Data entries
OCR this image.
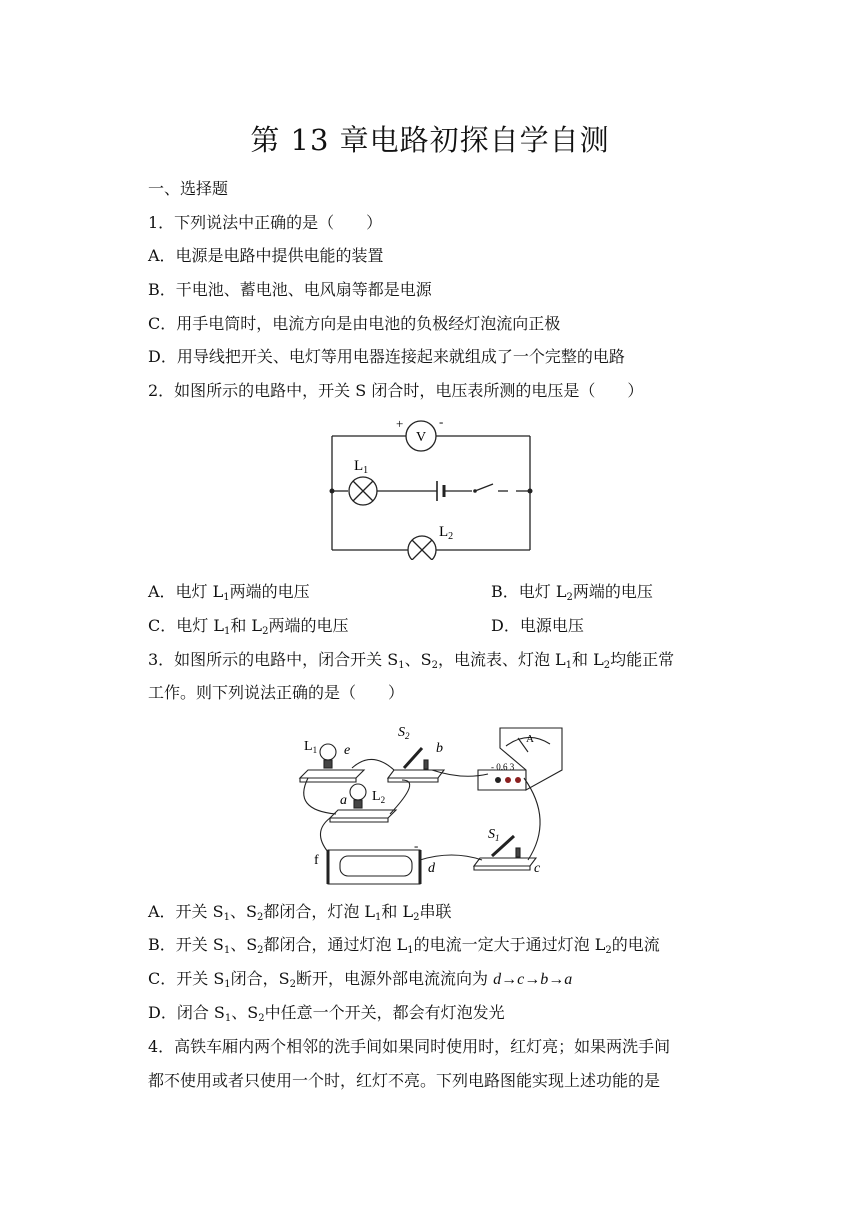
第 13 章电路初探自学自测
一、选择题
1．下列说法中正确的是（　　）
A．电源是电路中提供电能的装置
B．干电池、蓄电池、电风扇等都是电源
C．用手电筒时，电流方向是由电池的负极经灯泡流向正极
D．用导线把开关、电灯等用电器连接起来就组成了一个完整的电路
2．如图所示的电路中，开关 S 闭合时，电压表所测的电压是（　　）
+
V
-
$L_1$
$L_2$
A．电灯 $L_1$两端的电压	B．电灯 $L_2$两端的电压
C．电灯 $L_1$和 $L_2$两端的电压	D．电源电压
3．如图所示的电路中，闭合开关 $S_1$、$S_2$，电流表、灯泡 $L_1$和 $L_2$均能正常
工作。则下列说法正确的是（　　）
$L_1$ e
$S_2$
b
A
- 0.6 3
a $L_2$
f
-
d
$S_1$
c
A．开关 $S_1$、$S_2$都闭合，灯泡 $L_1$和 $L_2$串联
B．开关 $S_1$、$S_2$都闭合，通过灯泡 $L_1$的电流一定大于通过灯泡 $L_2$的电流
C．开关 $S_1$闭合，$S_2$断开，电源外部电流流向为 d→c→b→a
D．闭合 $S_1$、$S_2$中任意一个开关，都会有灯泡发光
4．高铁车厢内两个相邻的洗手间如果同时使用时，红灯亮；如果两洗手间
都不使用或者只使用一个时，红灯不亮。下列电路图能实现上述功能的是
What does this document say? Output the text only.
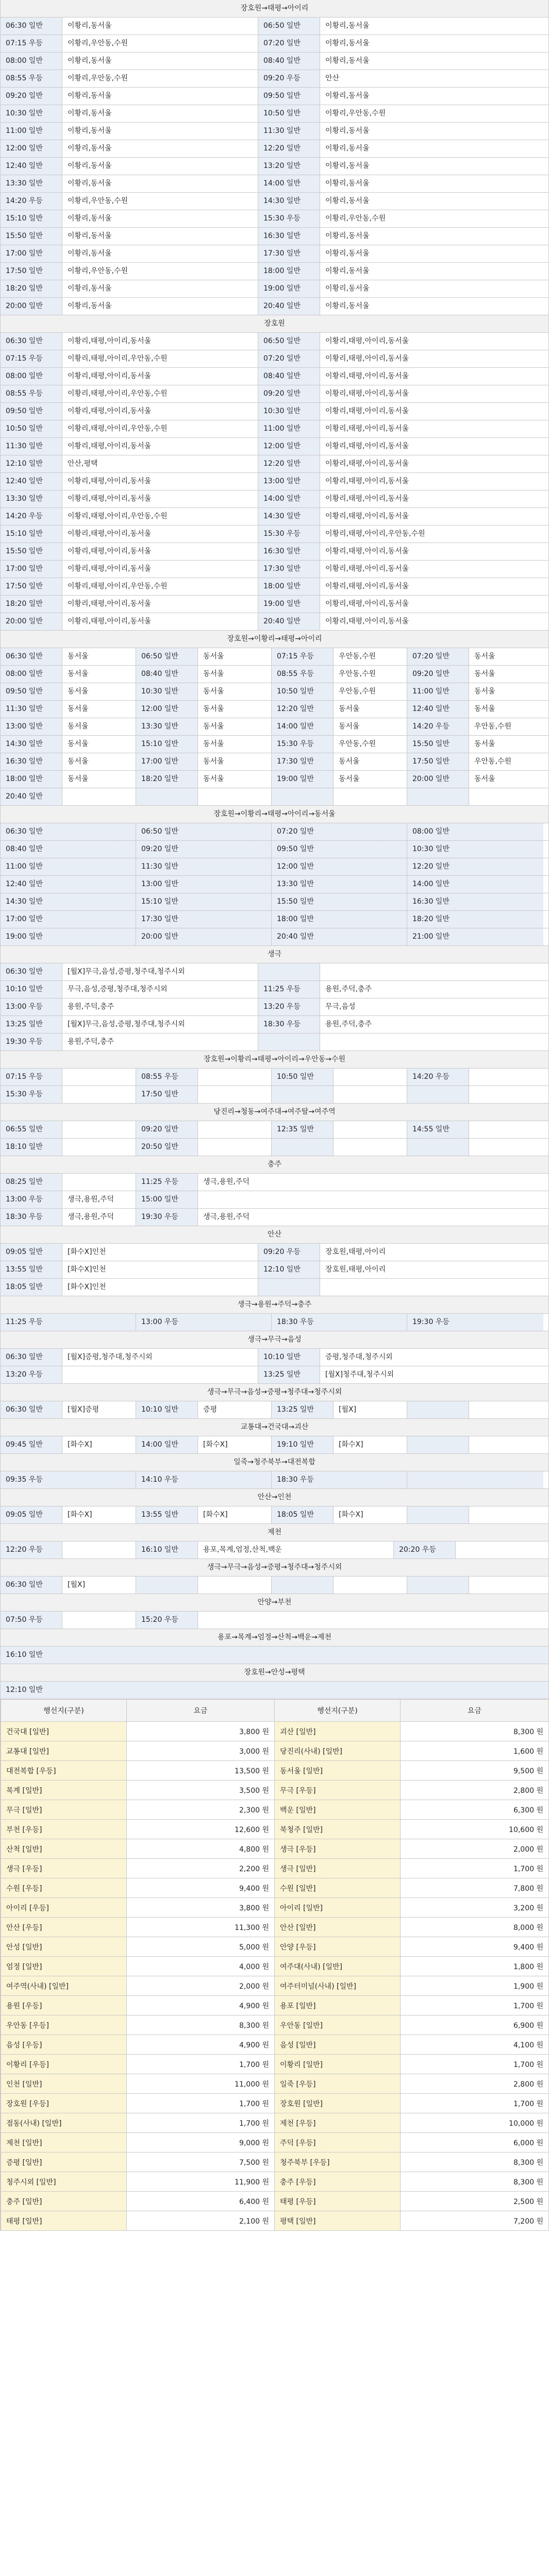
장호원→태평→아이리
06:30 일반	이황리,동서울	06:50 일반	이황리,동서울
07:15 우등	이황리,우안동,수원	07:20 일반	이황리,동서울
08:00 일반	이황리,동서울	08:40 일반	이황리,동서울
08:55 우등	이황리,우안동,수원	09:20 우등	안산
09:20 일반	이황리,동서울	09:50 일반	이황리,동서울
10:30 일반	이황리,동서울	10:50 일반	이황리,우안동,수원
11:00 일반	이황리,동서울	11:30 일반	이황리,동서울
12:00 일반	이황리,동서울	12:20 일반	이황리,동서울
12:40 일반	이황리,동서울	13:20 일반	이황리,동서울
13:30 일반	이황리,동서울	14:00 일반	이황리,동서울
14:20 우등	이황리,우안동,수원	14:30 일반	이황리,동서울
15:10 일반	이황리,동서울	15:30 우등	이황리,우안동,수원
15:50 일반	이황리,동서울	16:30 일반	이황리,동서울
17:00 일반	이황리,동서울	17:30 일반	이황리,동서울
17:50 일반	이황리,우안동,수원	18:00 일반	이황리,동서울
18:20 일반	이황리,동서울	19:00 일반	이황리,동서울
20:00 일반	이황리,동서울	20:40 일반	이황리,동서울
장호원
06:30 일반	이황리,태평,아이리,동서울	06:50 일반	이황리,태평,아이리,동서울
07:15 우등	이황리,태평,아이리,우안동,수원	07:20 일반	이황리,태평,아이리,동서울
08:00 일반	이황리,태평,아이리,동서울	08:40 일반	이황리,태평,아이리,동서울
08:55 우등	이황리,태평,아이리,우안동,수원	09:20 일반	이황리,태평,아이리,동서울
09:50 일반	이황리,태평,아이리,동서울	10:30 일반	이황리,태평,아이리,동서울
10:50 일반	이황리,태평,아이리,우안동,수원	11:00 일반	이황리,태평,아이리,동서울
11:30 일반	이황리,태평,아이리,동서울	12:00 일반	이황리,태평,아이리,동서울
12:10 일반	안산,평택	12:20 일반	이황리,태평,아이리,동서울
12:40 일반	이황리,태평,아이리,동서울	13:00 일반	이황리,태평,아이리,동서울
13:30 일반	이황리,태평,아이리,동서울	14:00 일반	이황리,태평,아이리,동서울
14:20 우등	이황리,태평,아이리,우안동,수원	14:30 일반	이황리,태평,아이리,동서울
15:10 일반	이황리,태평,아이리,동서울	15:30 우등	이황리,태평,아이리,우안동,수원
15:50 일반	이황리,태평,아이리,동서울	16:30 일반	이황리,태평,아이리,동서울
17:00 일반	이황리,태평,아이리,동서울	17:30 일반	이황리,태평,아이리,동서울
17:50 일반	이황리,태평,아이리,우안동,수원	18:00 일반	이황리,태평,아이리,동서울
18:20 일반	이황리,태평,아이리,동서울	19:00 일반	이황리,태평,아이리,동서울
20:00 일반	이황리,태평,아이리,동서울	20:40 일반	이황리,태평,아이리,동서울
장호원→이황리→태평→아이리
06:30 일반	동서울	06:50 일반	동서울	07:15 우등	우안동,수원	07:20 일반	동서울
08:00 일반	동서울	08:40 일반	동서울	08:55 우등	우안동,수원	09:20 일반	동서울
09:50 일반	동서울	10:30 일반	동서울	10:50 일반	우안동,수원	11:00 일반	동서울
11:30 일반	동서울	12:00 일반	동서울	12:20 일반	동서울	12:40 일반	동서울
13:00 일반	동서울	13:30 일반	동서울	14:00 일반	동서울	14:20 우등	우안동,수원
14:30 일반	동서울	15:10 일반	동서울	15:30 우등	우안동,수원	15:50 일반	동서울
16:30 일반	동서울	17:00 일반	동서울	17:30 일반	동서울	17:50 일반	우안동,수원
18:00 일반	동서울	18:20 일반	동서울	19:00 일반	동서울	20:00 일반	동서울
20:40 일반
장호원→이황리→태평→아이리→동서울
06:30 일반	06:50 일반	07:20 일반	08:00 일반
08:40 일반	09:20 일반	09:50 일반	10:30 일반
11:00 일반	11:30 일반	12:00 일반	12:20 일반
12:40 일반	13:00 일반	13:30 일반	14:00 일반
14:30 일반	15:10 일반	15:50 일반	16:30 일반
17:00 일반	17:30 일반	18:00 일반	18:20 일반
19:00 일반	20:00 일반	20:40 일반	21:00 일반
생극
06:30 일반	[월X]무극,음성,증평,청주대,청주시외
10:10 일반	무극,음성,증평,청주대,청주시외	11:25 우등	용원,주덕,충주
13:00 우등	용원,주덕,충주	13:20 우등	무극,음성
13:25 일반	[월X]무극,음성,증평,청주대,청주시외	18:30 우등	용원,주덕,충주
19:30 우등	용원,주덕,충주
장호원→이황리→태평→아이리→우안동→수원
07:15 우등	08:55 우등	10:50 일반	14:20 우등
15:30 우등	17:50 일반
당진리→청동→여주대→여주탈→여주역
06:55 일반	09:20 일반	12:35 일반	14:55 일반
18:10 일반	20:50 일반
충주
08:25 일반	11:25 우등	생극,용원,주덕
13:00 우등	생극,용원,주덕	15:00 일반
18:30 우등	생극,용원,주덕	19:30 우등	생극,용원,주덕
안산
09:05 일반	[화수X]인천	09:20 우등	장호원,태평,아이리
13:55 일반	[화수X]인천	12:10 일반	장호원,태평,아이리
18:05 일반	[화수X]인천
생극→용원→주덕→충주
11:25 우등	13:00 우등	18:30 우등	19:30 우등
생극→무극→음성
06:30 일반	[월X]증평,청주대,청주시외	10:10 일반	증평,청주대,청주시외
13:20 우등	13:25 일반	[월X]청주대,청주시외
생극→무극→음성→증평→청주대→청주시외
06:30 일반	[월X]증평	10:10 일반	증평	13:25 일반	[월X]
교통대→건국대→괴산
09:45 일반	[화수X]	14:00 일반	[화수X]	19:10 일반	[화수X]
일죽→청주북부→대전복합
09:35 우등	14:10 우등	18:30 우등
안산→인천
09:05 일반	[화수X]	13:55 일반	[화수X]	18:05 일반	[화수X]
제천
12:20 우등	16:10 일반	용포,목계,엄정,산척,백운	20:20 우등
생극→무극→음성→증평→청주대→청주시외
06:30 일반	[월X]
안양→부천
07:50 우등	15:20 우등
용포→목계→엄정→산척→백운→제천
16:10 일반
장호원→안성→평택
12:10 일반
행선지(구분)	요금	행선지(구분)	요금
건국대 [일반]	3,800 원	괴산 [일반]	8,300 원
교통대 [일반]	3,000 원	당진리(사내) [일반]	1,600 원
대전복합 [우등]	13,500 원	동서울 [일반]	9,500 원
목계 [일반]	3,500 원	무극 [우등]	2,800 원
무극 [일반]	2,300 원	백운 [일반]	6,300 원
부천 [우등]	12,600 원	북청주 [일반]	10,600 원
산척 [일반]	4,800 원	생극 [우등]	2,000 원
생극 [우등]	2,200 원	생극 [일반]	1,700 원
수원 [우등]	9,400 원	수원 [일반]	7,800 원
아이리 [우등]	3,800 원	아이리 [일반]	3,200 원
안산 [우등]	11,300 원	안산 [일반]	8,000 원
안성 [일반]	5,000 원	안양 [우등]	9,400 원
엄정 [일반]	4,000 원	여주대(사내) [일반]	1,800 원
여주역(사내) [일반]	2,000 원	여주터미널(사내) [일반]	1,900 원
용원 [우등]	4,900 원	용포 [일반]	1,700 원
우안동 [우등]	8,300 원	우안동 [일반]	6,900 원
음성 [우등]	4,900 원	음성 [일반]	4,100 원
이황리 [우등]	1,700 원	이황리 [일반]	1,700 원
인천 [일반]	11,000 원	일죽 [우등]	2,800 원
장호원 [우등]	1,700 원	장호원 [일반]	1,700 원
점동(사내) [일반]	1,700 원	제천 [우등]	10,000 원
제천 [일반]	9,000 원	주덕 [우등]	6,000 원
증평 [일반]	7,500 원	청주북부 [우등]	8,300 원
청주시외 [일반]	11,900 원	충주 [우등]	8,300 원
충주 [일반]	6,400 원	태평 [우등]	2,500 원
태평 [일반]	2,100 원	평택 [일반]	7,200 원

==

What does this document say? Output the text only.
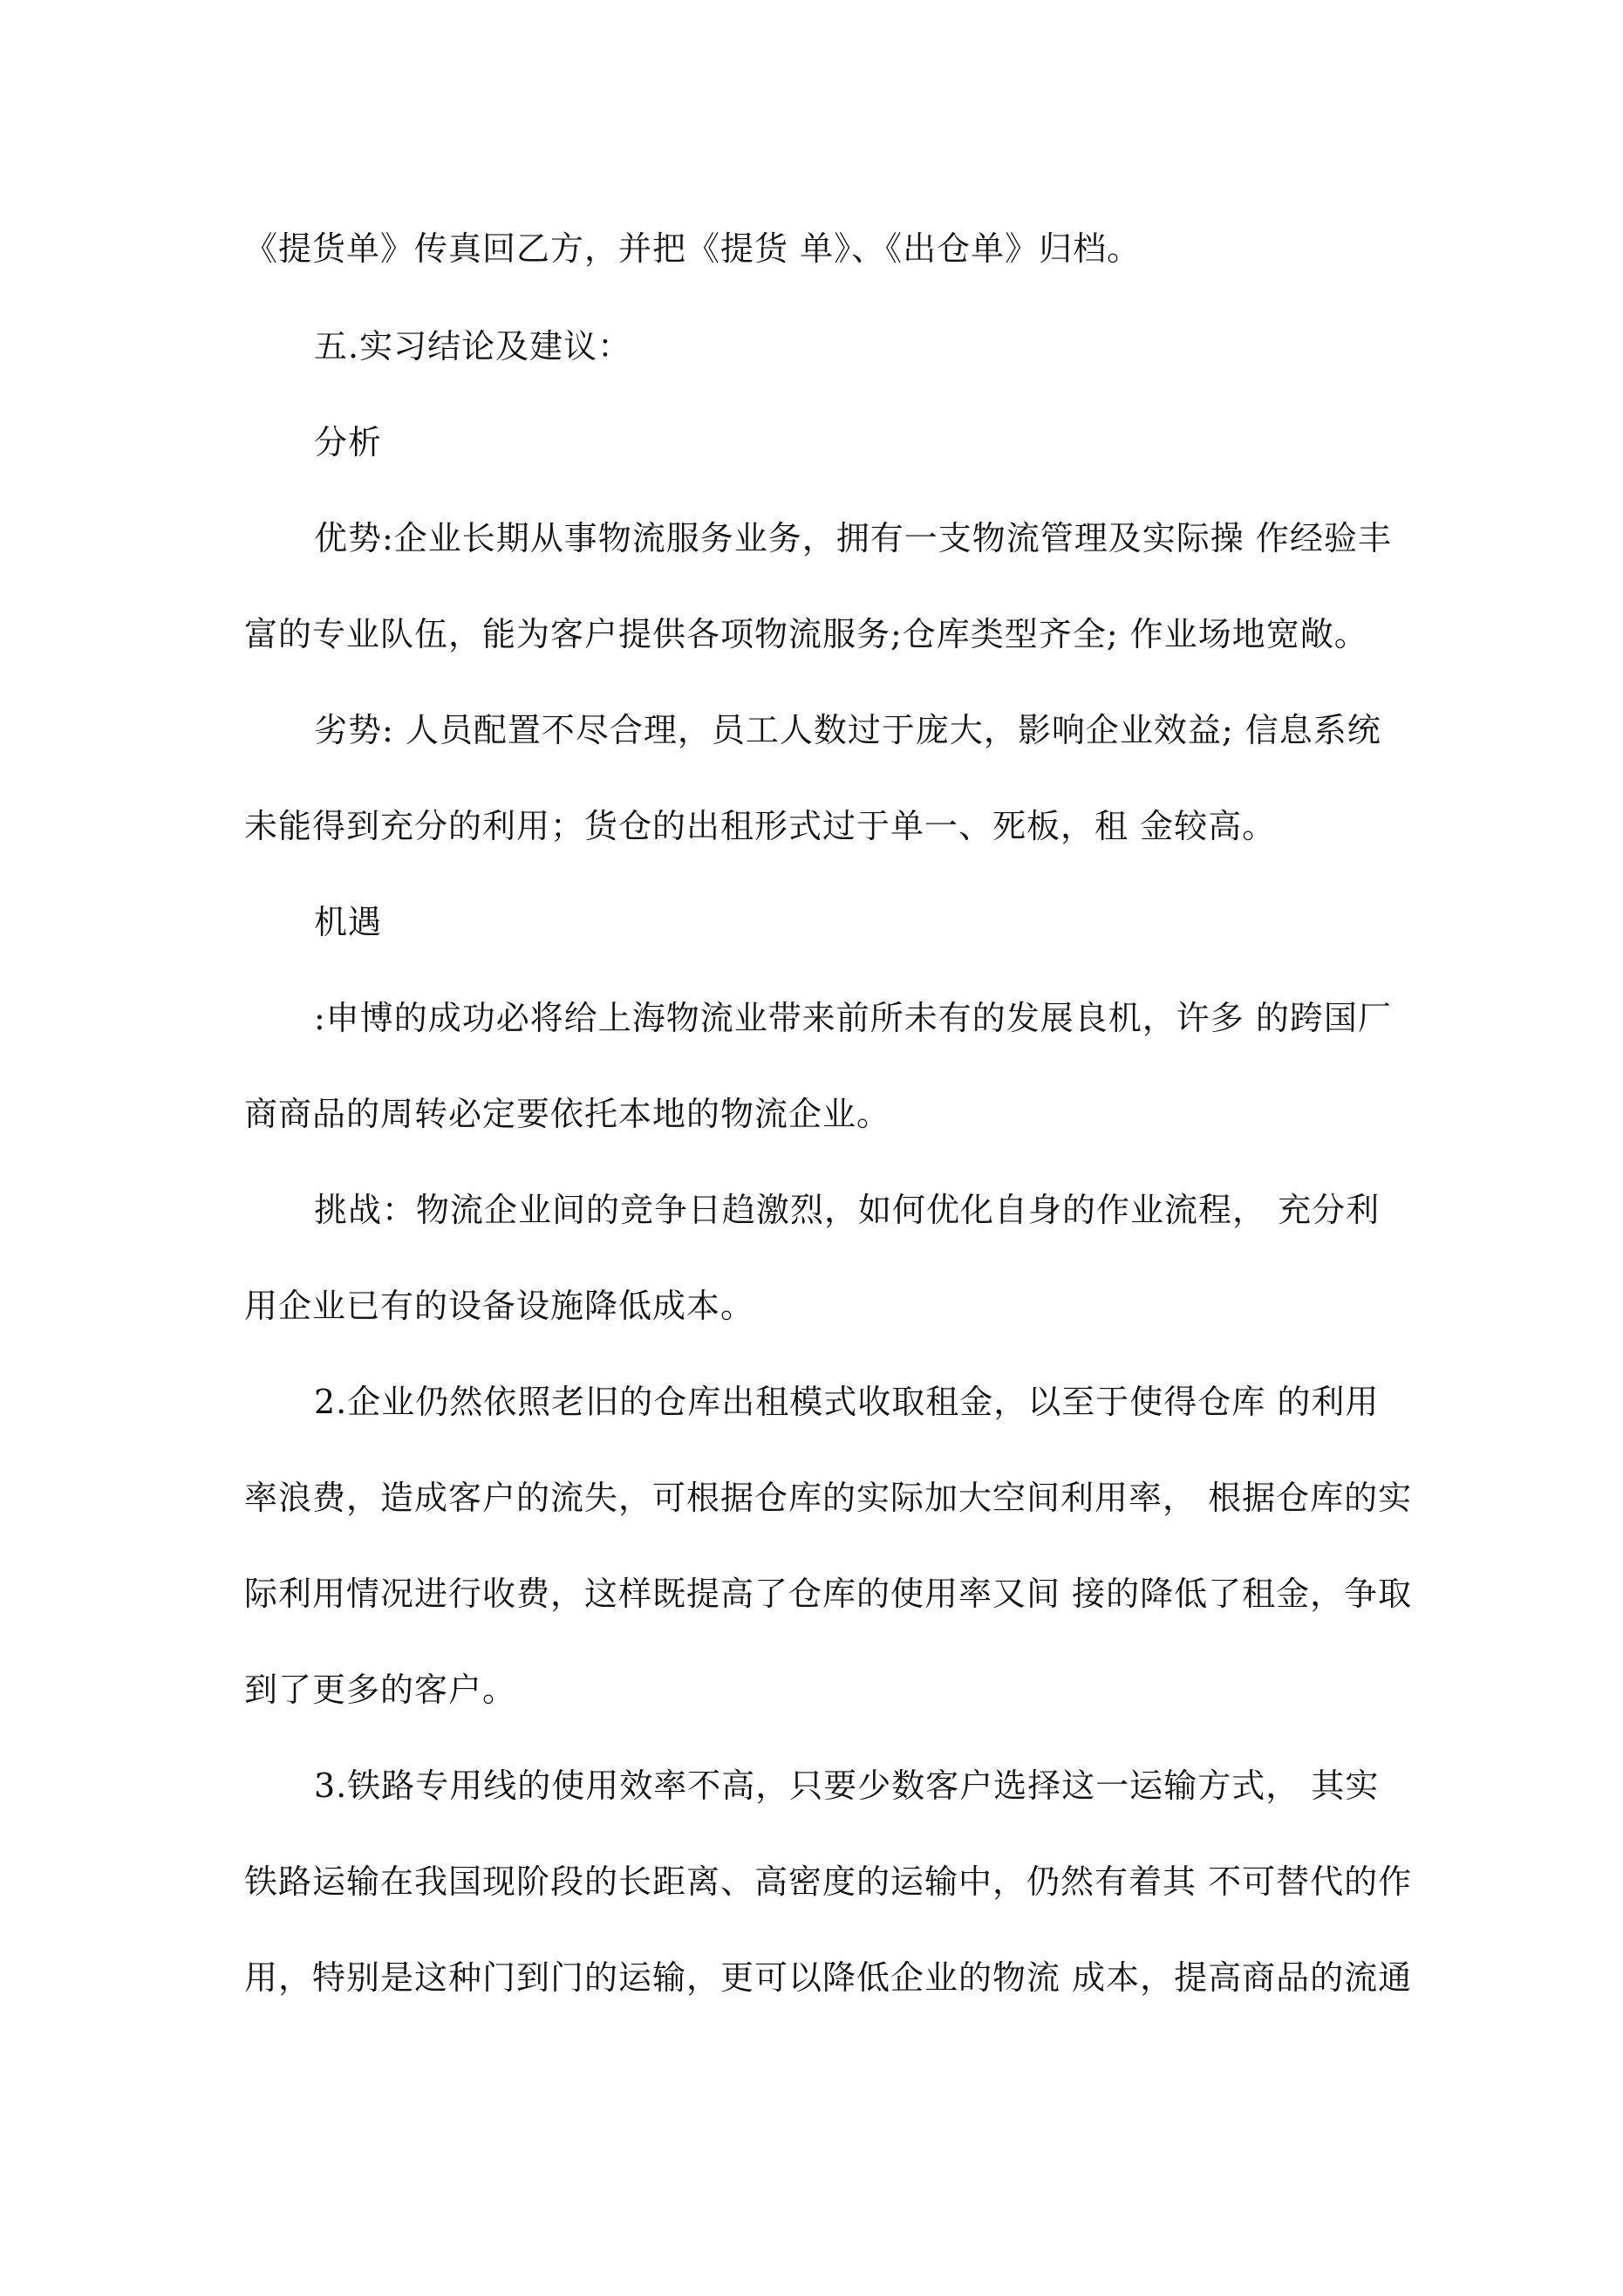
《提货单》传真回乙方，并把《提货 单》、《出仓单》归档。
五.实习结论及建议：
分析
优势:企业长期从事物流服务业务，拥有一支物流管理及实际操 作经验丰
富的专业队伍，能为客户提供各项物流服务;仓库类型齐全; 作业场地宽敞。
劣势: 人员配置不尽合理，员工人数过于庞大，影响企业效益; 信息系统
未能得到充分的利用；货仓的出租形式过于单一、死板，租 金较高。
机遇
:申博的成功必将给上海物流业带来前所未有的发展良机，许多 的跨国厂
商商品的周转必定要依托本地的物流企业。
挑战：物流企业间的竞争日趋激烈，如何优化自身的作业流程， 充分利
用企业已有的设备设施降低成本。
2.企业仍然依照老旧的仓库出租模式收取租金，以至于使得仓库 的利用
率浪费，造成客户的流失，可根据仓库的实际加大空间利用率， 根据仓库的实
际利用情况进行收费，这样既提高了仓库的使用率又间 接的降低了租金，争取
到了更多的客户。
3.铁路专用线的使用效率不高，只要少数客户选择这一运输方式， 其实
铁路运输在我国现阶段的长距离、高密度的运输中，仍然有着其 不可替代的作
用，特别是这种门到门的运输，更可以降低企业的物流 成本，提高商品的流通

→ Short problem: From the data above, copy each line where the string "대전복합" appears.

→ Exercise solution:
일죽→청주북부→대전복합
대전복합 [우등]	13,500 원	동서울 [일반]	9,500 원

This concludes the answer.